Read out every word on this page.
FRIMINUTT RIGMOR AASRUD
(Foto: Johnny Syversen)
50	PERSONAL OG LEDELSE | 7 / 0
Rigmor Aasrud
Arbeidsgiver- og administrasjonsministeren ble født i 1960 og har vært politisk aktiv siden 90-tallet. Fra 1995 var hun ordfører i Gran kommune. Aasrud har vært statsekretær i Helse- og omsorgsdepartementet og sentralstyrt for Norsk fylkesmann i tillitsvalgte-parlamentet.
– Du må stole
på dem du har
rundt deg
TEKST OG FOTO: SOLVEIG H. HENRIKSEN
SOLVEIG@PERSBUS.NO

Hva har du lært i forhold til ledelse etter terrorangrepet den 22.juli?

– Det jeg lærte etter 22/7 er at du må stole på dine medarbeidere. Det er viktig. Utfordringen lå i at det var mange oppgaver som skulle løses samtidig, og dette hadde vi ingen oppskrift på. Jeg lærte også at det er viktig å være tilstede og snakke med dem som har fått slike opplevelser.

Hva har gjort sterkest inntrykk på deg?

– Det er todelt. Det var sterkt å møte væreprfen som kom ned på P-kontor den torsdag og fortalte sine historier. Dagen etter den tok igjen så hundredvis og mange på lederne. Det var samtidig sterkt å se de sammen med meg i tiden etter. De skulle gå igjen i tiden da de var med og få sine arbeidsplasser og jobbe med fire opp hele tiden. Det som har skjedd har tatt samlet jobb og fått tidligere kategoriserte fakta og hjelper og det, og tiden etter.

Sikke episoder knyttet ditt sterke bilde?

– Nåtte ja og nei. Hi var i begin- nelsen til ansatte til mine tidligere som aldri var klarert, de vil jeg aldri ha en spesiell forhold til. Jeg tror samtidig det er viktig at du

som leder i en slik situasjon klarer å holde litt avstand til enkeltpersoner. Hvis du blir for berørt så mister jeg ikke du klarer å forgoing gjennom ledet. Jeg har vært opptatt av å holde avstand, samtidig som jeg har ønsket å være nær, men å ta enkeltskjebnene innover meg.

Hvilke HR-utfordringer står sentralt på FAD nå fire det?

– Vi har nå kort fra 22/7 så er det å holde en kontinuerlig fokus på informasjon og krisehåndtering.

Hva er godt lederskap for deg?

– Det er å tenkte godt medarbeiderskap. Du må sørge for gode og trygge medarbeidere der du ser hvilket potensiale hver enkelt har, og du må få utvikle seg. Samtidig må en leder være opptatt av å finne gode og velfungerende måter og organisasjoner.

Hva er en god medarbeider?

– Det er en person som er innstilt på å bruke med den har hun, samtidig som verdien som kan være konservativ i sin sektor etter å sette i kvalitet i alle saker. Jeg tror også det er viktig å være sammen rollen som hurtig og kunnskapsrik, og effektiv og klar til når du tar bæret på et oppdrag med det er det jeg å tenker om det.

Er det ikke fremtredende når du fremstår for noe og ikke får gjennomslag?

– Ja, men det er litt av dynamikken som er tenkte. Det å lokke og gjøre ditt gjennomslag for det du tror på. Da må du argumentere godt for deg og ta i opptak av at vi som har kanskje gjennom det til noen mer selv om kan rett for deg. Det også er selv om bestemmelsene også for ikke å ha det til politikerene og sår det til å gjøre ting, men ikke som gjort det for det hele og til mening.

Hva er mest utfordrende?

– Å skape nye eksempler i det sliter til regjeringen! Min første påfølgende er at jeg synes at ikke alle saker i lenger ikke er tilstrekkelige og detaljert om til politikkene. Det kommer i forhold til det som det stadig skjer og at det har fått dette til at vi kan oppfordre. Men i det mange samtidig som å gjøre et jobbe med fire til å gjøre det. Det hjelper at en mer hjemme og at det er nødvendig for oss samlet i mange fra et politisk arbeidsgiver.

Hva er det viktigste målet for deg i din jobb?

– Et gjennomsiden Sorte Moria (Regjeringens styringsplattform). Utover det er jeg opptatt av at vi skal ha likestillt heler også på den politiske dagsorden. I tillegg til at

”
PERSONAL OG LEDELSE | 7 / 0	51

## WRITTEN EXERCISE
Copy out each line exactly as written.

## RESULT FOR THIS TASK
Read out every word on this page.
FRIMINUTT RIGMOR AASRUD
(Foto: Johnny Syversen)
50	PERSONAL OG LEDELSE | 7 / 0
Rigmor Aasrud
Arbeidsgiver- og administrasjonsministeren ble født i 1960 og har vært politisk aktiv siden 90-tallet. Fra 1995 var hun ordfører i Gran kommune. Aasrud har vært statsekretær i Helse- og omsorgsdepartementet og sentralstyrt for Norsk fylkesmann i tillitsvalgte-parlamentet.
– Du må stole
på dem du har
rundt deg
TEKST OG FOTO: SOLVEIG H. HENRIKSEN
SOLVEIG@PERSBUS.NO

Hva har du lært i forhold til ledelse etter terrorangrepet den 22.juli?

– Det jeg lærte etter 22/7 er at du må stole på dine medarbeidere. Det er viktig. Utfordringen lå i at det var mange oppgaver som skulle løses samtidig, og dette hadde vi ingen oppskrift på. Jeg lærte også at det er viktig å være tilstede og snakke med dem som har fått slike opplevelser.

Hva har gjort sterkest inntrykk på deg?

– Det er todelt. Det var sterkt å møte væreprfen som kom ned på P-kontor den torsdag og fortalte sine historier. Dagen etter den tok igjen så hundredvis og mange på lederne. Det var samtidig sterkt å se de sammen med meg i tiden etter. De skulle gå igjen i tiden da de var med og få sine arbeidsplasser og jobbe med fire opp hele tiden. Det som har skjedd har tatt samlet jobb og fått tidligere kategoriserte fakta og hjelper og det, og tiden etter.

Sikke episoder knyttet ditt sterke bilde?

– Nåtte ja og nei. Hi var i begin- nelsen til ansatte til mine tidligere som aldri var klarert, de vil jeg aldri ha en spesiell forhold til. Jeg tror samtidig det er viktig at du

som leder i en slik situasjon klarer å holde litt avstand til enkeltpersoner. Hvis du blir for berørt så mister jeg ikke du klarer å forgoing gjennom ledet. Jeg har vært opptatt av å holde avstand, samtidig som jeg har ønsket å være nær, men å ta enkeltskjebnene innover meg.

Hvilke HR-utfordringer står sentralt på FAD nå fire det?

– Vi har nå kort fra 22/7 så er det å holde en kontinuerlig fokus på informasjon og krisehåndtering.

Hva er godt lederskap for deg?

– Det er å tenkte godt medarbeiderskap. Du må sørge for gode og trygge medarbeidere der du ser hvilket potensiale hver enkelt har, og du må få utvikle seg. Samtidig må en leder være opptatt av å finne gode og velfungerende måter og organisasjoner.

Hva er en god medarbeider?

– Det er en person som er innstilt på å bruke med den har hun, samtidig som verdien som kan være konservativ i sin sektor etter å sette i kvalitet i alle saker. Jeg tror også det er viktig å være sammen rollen som hurtig og kunnskapsrik, og effektiv og klar til når du tar bæret på et oppdrag med det er det jeg å tenker om det.

Er det ikke fremtredende når du fremstår for noe og ikke får gjennomslag?

– Ja, men det er litt av dynamikken som er tenkte. Det å lokke og gjøre ditt gjennomslag for det du tror på. Da må du argumentere godt for deg og ta i opptak av at vi som har kanskje gjennom det til noen mer selv om kan rett for deg. Det også er selv om bestemmelsene også for ikke å ha det til politikerene og sår det til å gjøre ting, men ikke som gjort det for det hele og til mening.

Hva er mest utfordrende?

– Å skape nye eksempler i det sliter til regjeringen! Min første påfølgende er at jeg synes at ikke alle saker i lenger ikke er tilstrekkelige og detaljert om til politikkene. Det kommer i forhold til det som det stadig skjer og at det har fått dette til at vi kan oppfordre. Men i det mange samtidig som å gjøre et jobbe med fire til å gjøre det. Det hjelper at en mer hjemme og at det er nødvendig for oss samlet i mange fra et politisk arbeidsgiver.

Hva er det viktigste målet for deg i din jobb?

– Et gjennomsiden Sorte Moria (Regjeringens styringsplattform). Utover det er jeg opptatt av at vi skal ha likestillt heler også på den politiske dagsorden. I tillegg til at

”
PERSONAL OG LEDELSE | 7 / 0	51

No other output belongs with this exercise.